**DATA LISTING:**
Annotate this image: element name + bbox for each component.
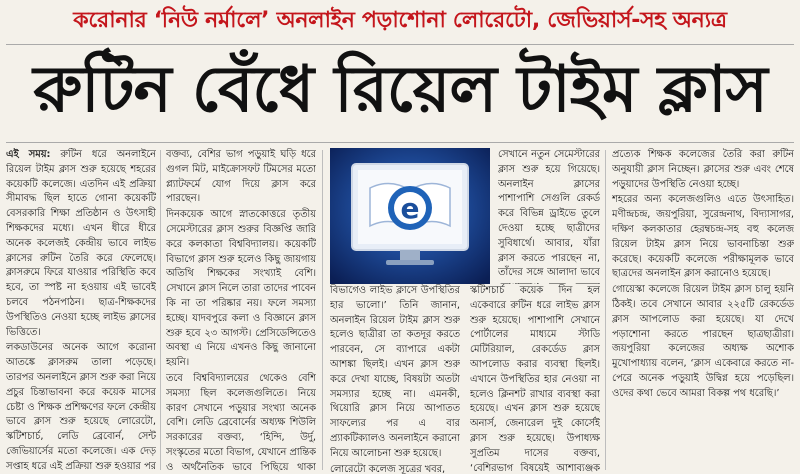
article-subcolumn-left [330,284,460,474]
article-subcolumn-right [470,284,600,474]
article-column-2 [166,148,316,474]
column-separator [322,150,323,470]
article-paragraph: লোরেটো কলেজ সূত্রের খবর, [330,463,446,474]
article-paragraph: এই সময়: রুটিন ধরে অনলাইনে রিয়েল টাইম ক্লাস শুরু হয়েছে শহরের কয়েকটি কলেজে। এতদিন এই প্রক্রিয়া সীমাবদ্ধ ছিল হাতে গোনা কয়েকটি বেসরকারি শিক্ষা প্রতিষ্ঠান ও উৎসাহী শিক্ষকদের মধ্যে। এখন ধীরে ধীরে অনেক কলেজই কেন্দ্রীয় ভাবে লাইভ ক্লাসের রুটিন তৈরি করে ফেলেছে। ক্লাসরুমে ফিরে যাওয়ার পরিস্থিতি কবে হবে, তা স্পষ্ট না হওয়ায় এই ভাবেই চলবে পঠনপাঠন। ছাত্র-শিক্ষকদের উপস্থিতিও নেওয়া হচ্ছে লাইভ ক্লাসের ভিত্তিতে। [6,149,156,338]
article-paragraph: বিভাগেও লাইভ ক্লাসে উপস্থিতির হার ভালো।’ তিনি জানান, অনলাইন রিয়েল টাইম ক্লাস শুরু হলেও ছাত্রীরা তা কতদূর করতে পারবেন, সে ব্যাপারে একটা আশঙ্কা ছিলই। এখন ক্লাস শুরু করে দেখা যাচ্ছে, বিষয়টা অতটা সমস্যার হচ্ছে না। এমনকী, থিয়োরি ক্লাস নিয়ে আপাতত সাফল্যের পর এ বার প্র্যাকটিক্যালও অনলাইনে করানো নিয়ে আলোচনা শুরু হয়েছে। [330,285,460,459]
article-paragraph: স্কটিশচার্চ কয়েক দিন হল একেবারে রুটিন ধরে লাইভ ক্লাস শুরু হয়েছে। পাশাপাশি সেখানে পোর্টালের মাধ্যমে স্টাডি মেটিরিয়াল, রেকর্ডেড ক্লাস আপলোড করার ব্যবস্থা ছিলই। এখানে উপস্থিতির হার নেওয়া না হলেও ক্লিনশট রাখার ব্যবস্থা করা হয়েছে। এখন ক্লাস শুরু হয়েছে অনার্স, জেনারেল দুই কোর্সেই ক্লাস শুরু হয়েছে। উপাধ্যক্ষ সুপ্রতিম দাসের বক্তব্য, ‘বেশিরভাগ বিষয়েই আশাব্যঞ্জক [470,285,600,474]
article-paragraph: দিনকয়েক আগে স্নাতকোত্তরে তৃতীয় সেমেস্টারের ক্লাস শুরুর বিজ্ঞপ্তি জারি করে কলকাতা বিশ্ববিদ্যালয়। কয়েকটি বিভাগে ক্লাস শুরু হলেও কিছু জায়গায় অতিথি শিক্ষকের সংখ্যাই বেশি। সেখানে ক্লাস নিলে তারা তাদের পাবেন কি না তা পরিষ্কার নয়। ফলে সমস্যা হচ্ছে। যাদবপুরে কলা ও বিজ্ঞানে ক্লাস শুরু হবে ২৩ আগস্ট। প্রেসিডেন্সিতেও অবস্থা এ নিয়ে এখনও কিছু জানানো হয়নি। [166,209,316,369]
article-block-below-image [330,284,600,474]
article-block-beside-image [498,148,600,284]
article-paragraph: প্রত্যেক শিক্ষক কলেজের তৈরি করা রুটিন অনুযায়ী ক্লাস নিচ্ছেন। ক্লাসের শুরু এবং শেষে পড়ুয়াদের উপস্থিতি নেওয়া হচ্ছে। [612,149,794,190]
dateline: এই সময়: [6,149,51,160]
column-separator [605,150,606,470]
article-paragraph: গোয়েস্কা কলেজে রিয়েল টাইম ক্লাস চালু হয়নি ঠিকই। তবে সেখানে আবার ২২৫টি রেকর্ডেড ক্লাস আপলোড করা হয়েছে। যা দেখে পড়াশোনা করতে পারছেন ছাত্রছাত্রীরা। জয়পুরিয়া কলেজের অধ্যক্ষ অশোক মুখোপাধ্যায় বলেন, ‘ক্লাস একেবারে করতে না-পেরে অনেক পড়ুয়াই উদ্বিগ্ন হয়ে পড়েছিল। ওদের কথা ভেবে আমরা বিকল্প পথ ধরেছি।’ [612,284,794,399]
kicker-headline: করোনার ‘নিউ নর্মালে’ অনলাইন পড়াশোনা লোরেটো, জেভিয়ার্স-সহ অন্যত্র [73,7,727,33]
main-headline: রুটিন বেঁধে রিয়েল টাইম ক্লাস [33,52,767,127]
article-column-4 [612,148,794,474]
article-paragraph: সেখানে নতুন সেমেস্টারের ক্লাস শুরু হয়ে গিয়েছে। অনলাইন ক্লাসের পাশাপাশি সেগুলি রেকর্ড করে বিভিন্ন ড্রাইভে তুলে দেওয়া হচ্ছে ছাত্রীদের সুবিধার্থে। আবার, যাঁরা ক্লাস করতে পারছেন না, তাঁদের সঙ্গে আলাদা ভাবে [498,149,600,279]
article-paragraph: বক্তব্য, বেশির ভাগ পড়ুয়াই ঘড়ি ধরে গুগল মিট, মাইক্রোসফট টিমসের মতো প্ল্যাটফর্মে যোগ দিয়ে ক্লাস করে পারছেন। [166,149,316,205]
article-paragraph: লকডাউনের অনেক আগে করোনা আতঙ্কে ক্লাসরুম তালা পড়েছে। তারপর অনলাইনে ক্লাস শুরু করা নিয়ে প্রচুর চিন্তাভাবনা করে কয়েক মাসের চেষ্টা ও শিক্ষক প্রশিক্ষণের ফলে কেন্দ্রীয় ভাবে ক্লাস শুরু হয়েছে লোরেটো, স্কটিশচার্চ, লেডি ব্রেবোর্ন, সেন্ট জেভিয়ার্সের মতো কলেজে। এক দেড় সপ্তাহ ধরে এই প্রক্রিয়া শুরু হওয়ার পর [6,342,156,472]
column-separator [160,150,161,470]
article-column-3 [330,148,600,474]
svg-text:e: e [400,192,420,225]
article-column-1 [6,148,156,474]
article-paragraph: তবে বিশ্ববিদ্যালয়ের থেকেও বেশি সমস্যা ছিল কলেজগুলিতে। নিয়ে কারণ সেখানে পড়ুয়ার সংখ্যা অনেক বেশি। লেডি ব্রেবোর্নের অধ্যক্ষ শিউলি সরকারের বক্তব্য, ‘হিন্দি, উর্দু, সংস্কৃতের মতো বিভাগ, যেখানে প্রান্তিক ও অর্থনৈতিক ভাবে পিছিয়ে থাকা [166,372,316,473]
article-paragraph: শহরের অন্য কলেজগুলিও এতে উৎসাহিত। মণীন্দ্রচন্দ্র, জয়পুরিয়া, সুরেন্দ্রনাথ, বিদ্যাসাগর, দক্ষিণ কলকাতার হেরম্বচন্দ্র-সহ বহু কলেজ রিয়েল টাইম ক্লাস নিয়ে ভাবনাচিন্তা শুরু করেছে। কয়েকটি কলেজে পরীক্ষামূলক ভাবে ছাত্রদের অনলাইন ক্লাস করানোও হয়েছে। [612,194,794,280]
headline-divider [6,142,794,143]
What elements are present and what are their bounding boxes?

**SET PROBLEM:** Can you return every line of the listing above word for word, leaving out the picture?

**COMPLETE RESPONSE:**
Annotate this image: element name + bbox for each component.
article-subcolumn-left [330,284,460,474]
article-subcolumn-right [470,284,600,474]
article-column-2 [166,148,316,474]
column-separator [322,150,323,470]
article-paragraph: লোরেটো কলেজ সূত্রের খবর, [330,463,446,474]
article-paragraph: এই সময়: রুটিন ধরে অনলাইনে রিয়েল টাইম ক্লাস শুরু হয়েছে শহরের কয়েকটি কলেজে। এতদিন এই প্রক্রিয়া সীমাবদ্ধ ছিল হাতে গোনা কয়েকটি বেসরকারি শিক্ষা প্রতিষ্ঠান ও উৎসাহী শিক্ষকদের মধ্যে। এখন ধীরে ধীরে অনেক কলেজই কেন্দ্রীয় ভাবে লাইভ ক্লাসের রুটিন তৈরি করে ফেলেছে। ক্লাসরুমে ফিরে যাওয়ার পরিস্থিতি কবে হবে, তা স্পষ্ট না হওয়ায় এই ভাবেই চলবে পঠনপাঠন। ছাত্র-শিক্ষকদের উপস্থিতিও নেওয়া হচ্ছে লাইভ ক্লাসের ভিত্তিতে। [6,149,156,338]
article-paragraph: বিভাগেও লাইভ ক্লাসে উপস্থিতির হার ভালো।’ তিনি জানান, অনলাইন রিয়েল টাইম ক্লাস শুরু হলেও ছাত্রীরা তা কতদূর করতে পারবেন, সে ব্যাপারে একটা আশঙ্কা ছিলই। এখন ক্লাস শুরু করে দেখা যাচ্ছে, বিষয়টা অতটা সমস্যার হচ্ছে না। এমনকী, থিয়োরি ক্লাস নিয়ে আপাতত সাফল্যের পর এ বার প্র্যাকটিক্যালও অনলাইনে করানো নিয়ে আলোচনা শুরু হয়েছে। [330,285,460,459]
article-paragraph: স্কটিশচার্চ কয়েক দিন হল একেবারে রুটিন ধরে লাইভ ক্লাস শুরু হয়েছে। পাশাপাশি সেখানে পোর্টালের মাধ্যমে স্টাডি মেটিরিয়াল, রেকর্ডেড ক্লাস আপলোড করার ব্যবস্থা ছিলই। এখানে উপস্থিতির হার নেওয়া না হলেও ক্লিনশট রাখার ব্যবস্থা করা হয়েছে। এখন ক্লাস শুরু হয়েছে অনার্স, জেনারেল দুই কোর্সেই ক্লাস শুরু হয়েছে। উপাধ্যক্ষ সুপ্রতিম দাসের বক্তব্য, ‘বেশিরভাগ বিষয়েই আশাব্যঞ্জক [470,285,600,474]
article-paragraph: দিনকয়েক আগে স্নাতকোত্তরে তৃতীয় সেমেস্টারের ক্লাস শুরুর বিজ্ঞপ্তি জারি করে কলকাতা বিশ্ববিদ্যালয়। কয়েকটি বিভাগে ক্লাস শুরু হলেও কিছু জায়গায় অতিথি শিক্ষকের সংখ্যাই বেশি। সেখানে ক্লাস নিলে তারা তাদের পাবেন কি না তা পরিষ্কার নয়। ফলে সমস্যা হচ্ছে। যাদবপুরে কলা ও বিজ্ঞানে ক্লাস শুরু হবে ২৩ আগস্ট। প্রেসিডেন্সিতেও অবস্থা এ নিয়ে এখনও কিছু জানানো হয়নি। [166,209,316,369]
article-block-below-image [330,284,600,474]
article-block-beside-image [498,148,600,284]
article-paragraph: প্রত্যেক শিক্ষক কলেজের তৈরি করা রুটিন অনুযায়ী ক্লাস নিচ্ছেন। ক্লাসের শুরু এবং শেষে পড়ুয়াদের উপস্থিতি নেওয়া হচ্ছে। [612,149,794,190]
dateline: এই সময়: [6,149,51,160]
column-separator [605,150,606,470]
article-paragraph: গোয়েস্কা কলেজে রিয়েল টাইম ক্লাস চালু হয়নি ঠিকই। তবে সেখানে আবার ২২৫টি রেকর্ডেড ক্লাস আপলোড করা হয়েছে। যা দেখে পড়াশোনা করতে পারছেন ছাত্রছাত্রীরা। জয়পুরিয়া কলেজের অধ্যক্ষ অশোক মুখোপাধ্যায় বলেন, ‘ক্লাস একেবারে করতে না-পেরে অনেক পড়ুয়াই উদ্বিগ্ন হয়ে পড়েছিল। ওদের কথা ভেবে আমরা বিকল্প পথ ধরেছি।’ [612,284,794,399]
kicker-headline: করোনার ‘নিউ নর্মালে’ অনলাইন পড়াশোনা লোরেটো, জেভিয়ার্স-সহ অন্যত্র [73,7,727,33]
main-headline: রুটিন বেঁধে রিয়েল টাইম ক্লাস [33,52,767,127]
article-column-4 [612,148,794,474]
article-paragraph: সেখানে নতুন সেমেস্টারের ক্লাস শুরু হয়ে গিয়েছে। অনলাইন ক্লাসের পাশাপাশি সেগুলি রেকর্ড করে বিভিন্ন ড্রাইভে তুলে দেওয়া হচ্ছে ছাত্রীদের সুবিধার্থে। আবার, যাঁরা ক্লাস করতে পারছেন না, তাঁদের সঙ্গে আলাদা ভাবে [498,149,600,279]
article-paragraph: বক্তব্য, বেশির ভাগ পড়ুয়াই ঘড়ি ধরে গুগল মিট, মাইক্রোসফট টিমসের মতো প্ল্যাটফর্মে যোগ দিয়ে ক্লাস করে পারছেন। [166,149,316,205]
article-paragraph: লকডাউনের অনেক আগে করোনা আতঙ্কে ক্লাসরুম তালা পড়েছে। তারপর অনলাইনে ক্লাস শুরু করা নিয়ে প্রচুর চিন্তাভাবনা করে কয়েক মাসের চেষ্টা ও শিক্ষক প্রশিক্ষণের ফলে কেন্দ্রীয় ভাবে ক্লাস শুরু হয়েছে লোরেটো, স্কটিশচার্চ, লেডি ব্রেবোর্ন, সেন্ট জেভিয়ার্সের মতো কলেজে। এক দেড় সপ্তাহ ধরে এই প্রক্রিয়া শুরু হওয়ার পর [6,342,156,472]
column-separator [160,150,161,470]
article-column-3 [330,148,600,474]
svg-text:e: e [400,192,420,225]
article-column-1 [6,148,156,474]
article-paragraph: তবে বিশ্ববিদ্যালয়ের থেকেও বেশি সমস্যা ছিল কলেজগুলিতে। নিয়ে কারণ সেখানে পড়ুয়ার সংখ্যা অনেক বেশি। লেডি ব্রেবোর্নের অধ্যক্ষ শিউলি সরকারের বক্তব্য, ‘হিন্দি, উর্দু, সংস্কৃতের মতো বিভাগ, যেখানে প্রান্তিক ও অর্থনৈতিক ভাবে পিছিয়ে থাকা [166,372,316,473]
article-paragraph: শহরের অন্য কলেজগুলিও এতে উৎসাহিত। মণীন্দ্রচন্দ্র, জয়পুরিয়া, সুরেন্দ্রনাথ, বিদ্যাসাগর, দক্ষিণ কলকাতার হেরম্বচন্দ্র-সহ বহু কলেজ রিয়েল টাইম ক্লাস নিয়ে ভাবনাচিন্তা শুরু করেছে। কয়েকটি কলেজে পরীক্ষামূলক ভাবে ছাত্রদের অনলাইন ক্লাস করানোও হয়েছে। [612,194,794,280]
headline-divider [6,142,794,143]
What elements are present and what are their bounding boxes?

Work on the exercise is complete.